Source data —

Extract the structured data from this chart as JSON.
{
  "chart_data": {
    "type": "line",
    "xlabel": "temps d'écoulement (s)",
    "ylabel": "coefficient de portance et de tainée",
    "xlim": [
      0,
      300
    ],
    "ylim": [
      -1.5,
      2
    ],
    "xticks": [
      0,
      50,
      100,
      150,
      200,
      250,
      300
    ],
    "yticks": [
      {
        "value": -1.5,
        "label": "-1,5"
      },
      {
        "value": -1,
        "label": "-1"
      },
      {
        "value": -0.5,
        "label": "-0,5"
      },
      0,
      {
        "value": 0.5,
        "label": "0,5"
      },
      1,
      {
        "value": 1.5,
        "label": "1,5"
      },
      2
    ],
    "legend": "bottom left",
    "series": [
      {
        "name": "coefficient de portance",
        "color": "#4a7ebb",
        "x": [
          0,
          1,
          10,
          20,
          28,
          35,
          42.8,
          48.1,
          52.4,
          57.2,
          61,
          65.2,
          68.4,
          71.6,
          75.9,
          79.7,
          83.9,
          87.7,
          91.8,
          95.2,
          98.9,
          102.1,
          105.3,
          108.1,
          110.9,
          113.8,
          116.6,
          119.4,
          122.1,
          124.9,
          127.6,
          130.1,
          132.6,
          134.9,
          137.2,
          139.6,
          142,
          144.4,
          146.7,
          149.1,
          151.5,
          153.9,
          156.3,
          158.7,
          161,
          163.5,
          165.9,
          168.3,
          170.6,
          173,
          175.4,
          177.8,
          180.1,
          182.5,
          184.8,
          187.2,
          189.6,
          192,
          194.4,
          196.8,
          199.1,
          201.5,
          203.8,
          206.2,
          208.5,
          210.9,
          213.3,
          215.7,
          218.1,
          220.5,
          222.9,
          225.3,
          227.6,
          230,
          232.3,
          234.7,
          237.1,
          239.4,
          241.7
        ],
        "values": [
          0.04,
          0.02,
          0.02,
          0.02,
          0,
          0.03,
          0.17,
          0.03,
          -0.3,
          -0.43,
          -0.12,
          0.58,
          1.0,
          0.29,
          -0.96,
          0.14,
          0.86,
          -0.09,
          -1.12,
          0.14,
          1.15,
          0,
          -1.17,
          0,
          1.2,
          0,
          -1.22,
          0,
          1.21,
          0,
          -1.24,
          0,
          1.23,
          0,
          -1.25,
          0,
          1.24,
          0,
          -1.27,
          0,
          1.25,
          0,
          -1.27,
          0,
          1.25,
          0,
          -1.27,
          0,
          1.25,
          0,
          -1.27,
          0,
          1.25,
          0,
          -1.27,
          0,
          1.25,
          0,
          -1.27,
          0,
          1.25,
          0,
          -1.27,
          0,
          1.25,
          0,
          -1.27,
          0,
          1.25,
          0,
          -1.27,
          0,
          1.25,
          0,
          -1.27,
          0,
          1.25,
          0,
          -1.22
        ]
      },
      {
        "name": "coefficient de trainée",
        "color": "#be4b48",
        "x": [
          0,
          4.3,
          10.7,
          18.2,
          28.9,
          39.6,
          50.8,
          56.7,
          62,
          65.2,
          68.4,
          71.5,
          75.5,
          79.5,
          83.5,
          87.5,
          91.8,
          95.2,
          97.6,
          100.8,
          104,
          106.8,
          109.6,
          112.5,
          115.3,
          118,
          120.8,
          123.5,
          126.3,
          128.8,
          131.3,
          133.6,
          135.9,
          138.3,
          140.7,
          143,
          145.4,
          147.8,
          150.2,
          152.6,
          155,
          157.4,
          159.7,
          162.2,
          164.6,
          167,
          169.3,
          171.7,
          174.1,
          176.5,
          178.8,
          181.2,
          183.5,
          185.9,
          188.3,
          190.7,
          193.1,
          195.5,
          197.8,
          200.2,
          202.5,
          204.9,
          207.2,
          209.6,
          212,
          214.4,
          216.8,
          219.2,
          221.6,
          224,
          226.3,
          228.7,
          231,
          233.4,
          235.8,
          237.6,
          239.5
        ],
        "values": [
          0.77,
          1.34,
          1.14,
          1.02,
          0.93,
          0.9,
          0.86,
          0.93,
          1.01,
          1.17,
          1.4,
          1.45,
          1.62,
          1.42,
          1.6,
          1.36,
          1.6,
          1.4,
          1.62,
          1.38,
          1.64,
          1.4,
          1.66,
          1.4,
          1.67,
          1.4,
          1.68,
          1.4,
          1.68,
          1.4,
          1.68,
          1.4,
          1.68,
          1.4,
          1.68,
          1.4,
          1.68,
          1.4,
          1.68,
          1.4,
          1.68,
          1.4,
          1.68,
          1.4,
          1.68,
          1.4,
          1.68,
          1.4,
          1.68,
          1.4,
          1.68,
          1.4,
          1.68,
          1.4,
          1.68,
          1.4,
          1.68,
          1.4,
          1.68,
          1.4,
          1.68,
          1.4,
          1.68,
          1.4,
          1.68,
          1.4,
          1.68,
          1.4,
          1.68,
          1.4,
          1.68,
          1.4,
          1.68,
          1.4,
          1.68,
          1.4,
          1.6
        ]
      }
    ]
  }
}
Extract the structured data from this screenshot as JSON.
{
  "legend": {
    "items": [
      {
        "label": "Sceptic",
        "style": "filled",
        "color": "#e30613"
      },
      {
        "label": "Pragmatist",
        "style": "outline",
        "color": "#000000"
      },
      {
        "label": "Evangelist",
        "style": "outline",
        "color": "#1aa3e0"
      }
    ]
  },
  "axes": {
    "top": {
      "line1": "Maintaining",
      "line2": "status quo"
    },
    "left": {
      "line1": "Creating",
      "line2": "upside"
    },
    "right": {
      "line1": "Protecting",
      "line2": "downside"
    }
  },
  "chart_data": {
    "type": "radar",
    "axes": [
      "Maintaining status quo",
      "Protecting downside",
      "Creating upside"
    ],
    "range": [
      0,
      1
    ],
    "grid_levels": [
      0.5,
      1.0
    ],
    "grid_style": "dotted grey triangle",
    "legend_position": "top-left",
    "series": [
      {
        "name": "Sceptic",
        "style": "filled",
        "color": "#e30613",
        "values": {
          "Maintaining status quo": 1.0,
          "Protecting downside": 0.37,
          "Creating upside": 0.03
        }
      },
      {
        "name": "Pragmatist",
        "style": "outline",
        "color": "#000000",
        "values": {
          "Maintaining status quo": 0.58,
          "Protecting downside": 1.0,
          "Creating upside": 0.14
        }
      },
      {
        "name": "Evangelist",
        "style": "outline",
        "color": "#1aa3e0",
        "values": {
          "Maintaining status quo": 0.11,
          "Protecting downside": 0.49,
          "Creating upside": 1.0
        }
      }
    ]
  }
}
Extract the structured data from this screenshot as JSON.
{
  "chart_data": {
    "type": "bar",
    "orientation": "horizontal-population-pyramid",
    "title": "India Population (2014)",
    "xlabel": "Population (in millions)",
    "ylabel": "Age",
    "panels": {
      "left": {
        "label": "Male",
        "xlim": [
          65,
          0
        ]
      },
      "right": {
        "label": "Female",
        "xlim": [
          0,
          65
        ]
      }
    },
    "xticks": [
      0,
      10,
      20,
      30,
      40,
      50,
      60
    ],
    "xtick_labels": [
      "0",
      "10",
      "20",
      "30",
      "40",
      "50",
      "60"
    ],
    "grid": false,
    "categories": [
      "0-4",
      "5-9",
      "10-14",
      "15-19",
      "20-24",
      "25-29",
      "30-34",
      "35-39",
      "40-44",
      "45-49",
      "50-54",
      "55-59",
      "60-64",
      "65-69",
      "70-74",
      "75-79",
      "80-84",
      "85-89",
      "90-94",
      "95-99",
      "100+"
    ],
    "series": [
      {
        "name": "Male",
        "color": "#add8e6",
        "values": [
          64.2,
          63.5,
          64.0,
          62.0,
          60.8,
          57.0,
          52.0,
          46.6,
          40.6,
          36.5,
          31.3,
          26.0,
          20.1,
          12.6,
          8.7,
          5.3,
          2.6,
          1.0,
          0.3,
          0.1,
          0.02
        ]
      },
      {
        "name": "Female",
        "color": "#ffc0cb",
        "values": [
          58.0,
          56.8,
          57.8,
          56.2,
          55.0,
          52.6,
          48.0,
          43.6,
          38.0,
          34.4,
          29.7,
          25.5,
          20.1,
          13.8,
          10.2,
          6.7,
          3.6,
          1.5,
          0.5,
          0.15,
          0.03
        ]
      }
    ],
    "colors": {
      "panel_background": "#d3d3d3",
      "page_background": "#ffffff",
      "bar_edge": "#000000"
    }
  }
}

Instructions to follow — Search the data for the word "coefficient" and copy each line where it appears.

Task answer —
    "ylabel": "coefficient de portance et de tainée",
        "name": "coefficient de portance",
        "name": "coefficient de trainée",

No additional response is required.